■ **TASK DIRECTIONS**
Pictures do not belong in your copy. Repeat all the other data exactly.

■ **DATA LISTING**
------------------------------------------------------------------------

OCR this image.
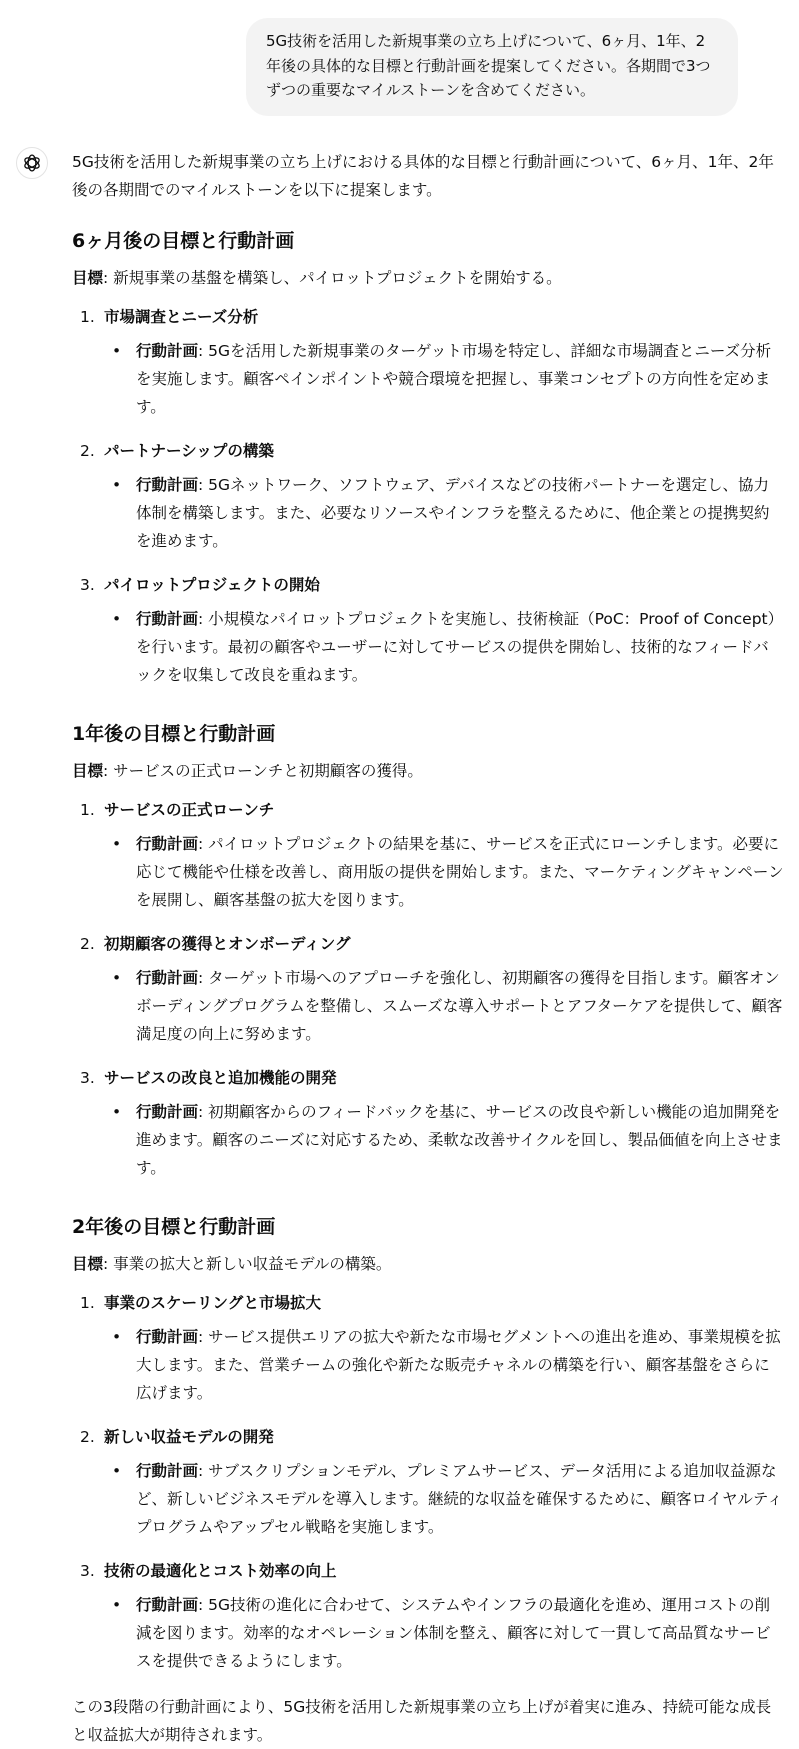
5G技術を活用した新規事業の立ち上げについて、6ヶ月、1年、2年後の具体的な目標と行動計画を提案してください。各期間で3つずつの重要なマイルストーンを含めてください。

5G技術を活用した新規事業の立ち上げにおける具体的な目標と行動計画について、6ヶ月、1年、2年後の各期間でのマイルストーンを以下に提案します。

6ヶ月後の目標と行動計画

目標: 新規事業の基盤を構築し、パイロットプロジェクトを開始する。

1. 市場調査とニーズ分析
• 行動計画: 5Gを活用した新規事業のターゲット市場を特定し、詳細な市場調査とニーズ分析を実施します。顧客ペインポイントや競合環境を把握し、事業コンセプトの方向性を定めます。
2. パートナーシップの構築
• 行動計画: 5Gネットワーク、ソフトウェア、デバイスなどの技術パートナーを選定し、協力体制を構築します。また、必要なリソースやインフラを整えるために、他企業との提携契約を進めます。
3. パイロットプロジェクトの開始
• 行動計画: 小規模なパイロットプロジェクトを実施し、技術検証（PoC：Proof of Concept）を行います。最初の顧客やユーザーに対してサービスの提供を開始し、技術的なフィードバックを収集して改良を重ねます。
1年後の目標と行動計画

目標: サービスの正式ローンチと初期顧客の獲得。

1. サービスの正式ローンチ
• 行動計画: パイロットプロジェクトの結果を基に、サービスを正式にローンチします。必要に応じて機能や仕様を改善し、商用版の提供を開始します。また、マーケティングキャンペーンを展開し、顧客基盤の拡大を図ります。
2. 初期顧客の獲得とオンボーディング
• 行動計画: ターゲット市場へのアプローチを強化し、初期顧客の獲得を目指します。顧客オンボーディングプログラムを整備し、スムーズな導入サポートとアフターケアを提供して、顧客満足度の向上に努めます。
3. サービスの改良と追加機能の開発
• 行動計画: 初期顧客からのフィードバックを基に、サービスの改良や新しい機能の追加開発を進めます。顧客のニーズに対応するため、柔軟な改善サイクルを回し、製品価値を向上させます。
2年後の目標と行動計画

目標: 事業の拡大と新しい収益モデルの構築。

1. 事業のスケーリングと市場拡大
• 行動計画: サービス提供エリアの拡大や新たな市場セグメントへの進出を進め、事業規模を拡大します。また、営業チームの強化や新たな販売チャネルの構築を行い、顧客基盤をさらに広げます。
2. 新しい収益モデルの開発
• 行動計画: サブスクリプションモデル、プレミアムサービス、データ活用による追加収益源など、新しいビジネスモデルを導入します。継続的な収益を確保するために、顧客ロイヤルティプログラムやアップセル戦略を実施します。
3. 技術の最適化とコスト効率の向上
• 行動計画: 5G技術の進化に合わせて、システムやインフラの最適化を進め、運用コストの削減を図ります。効率的なオペレーション体制を整え、顧客に対して一貫して高品質なサービスを提供できるようにします。

この3段階の行動計画により、5G技術を活用した新規事業の立ち上げが着実に進み、持続可能な成長と収益拡大が期待されます。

------------------------------------------------------------------------

■ **TASK SOLUTION**
OCR this image.
5G技術を活用した新規事業の立ち上げについて、6ヶ月、1年、2年後の具体的な目標と行動計画を提案してください。各期間で3つずつの重要なマイルストーンを含めてください。

5G技術を活用した新規事業の立ち上げにおける具体的な目標と行動計画について、6ヶ月、1年、2年後の各期間でのマイルストーンを以下に提案します。

6ヶ月後の目標と行動計画

目標: 新規事業の基盤を構築し、パイロットプロジェクトを開始する。

1. 市場調査とニーズ分析
• 行動計画: 5Gを活用した新規事業のターゲット市場を特定し、詳細な市場調査とニーズ分析を実施します。顧客ペインポイントや競合環境を把握し、事業コンセプトの方向性を定めます。
2. パートナーシップの構築
• 行動計画: 5Gネットワーク、ソフトウェア、デバイスなどの技術パートナーを選定し、協力体制を構築します。また、必要なリソースやインフラを整えるために、他企業との提携契約を進めます。
3. パイロットプロジェクトの開始
• 行動計画: 小規模なパイロットプロジェクトを実施し、技術検証（PoC：Proof of Concept）を行います。最初の顧客やユーザーに対してサービスの提供を開始し、技術的なフィードバックを収集して改良を重ねます。
1年後の目標と行動計画

目標: サービスの正式ローンチと初期顧客の獲得。

1. サービスの正式ローンチ
• 行動計画: パイロットプロジェクトの結果を基に、サービスを正式にローンチします。必要に応じて機能や仕様を改善し、商用版の提供を開始します。また、マーケティングキャンペーンを展開し、顧客基盤の拡大を図ります。
2. 初期顧客の獲得とオンボーディング
• 行動計画: ターゲット市場へのアプローチを強化し、初期顧客の獲得を目指します。顧客オンボーディングプログラムを整備し、スムーズな導入サポートとアフターケアを提供して、顧客満足度の向上に努めます。
3. サービスの改良と追加機能の開発
• 行動計画: 初期顧客からのフィードバックを基に、サービスの改良や新しい機能の追加開発を進めます。顧客のニーズに対応するため、柔軟な改善サイクルを回し、製品価値を向上させます。
2年後の目標と行動計画

目標: 事業の拡大と新しい収益モデルの構築。

1. 事業のスケーリングと市場拡大
• 行動計画: サービス提供エリアの拡大や新たな市場セグメントへの進出を進め、事業規模を拡大します。また、営業チームの強化や新たな販売チャネルの構築を行い、顧客基盤をさらに広げます。
2. 新しい収益モデルの開発
• 行動計画: サブスクリプションモデル、プレミアムサービス、データ活用による追加収益源など、新しいビジネスモデルを導入します。継続的な収益を確保するために、顧客ロイヤルティプログラムやアップセル戦略を実施します。
3. 技術の最適化とコスト効率の向上
• 行動計画: 5G技術の進化に合わせて、システムやインフラの最適化を進め、運用コストの削減を図ります。効率的なオペレーション体制を整え、顧客に対して一貫して高品質なサービスを提供できるようにします。

この3段階の行動計画により、5G技術を活用した新規事業の立ち上げが着実に進み、持続可能な成長と収益拡大が期待されます。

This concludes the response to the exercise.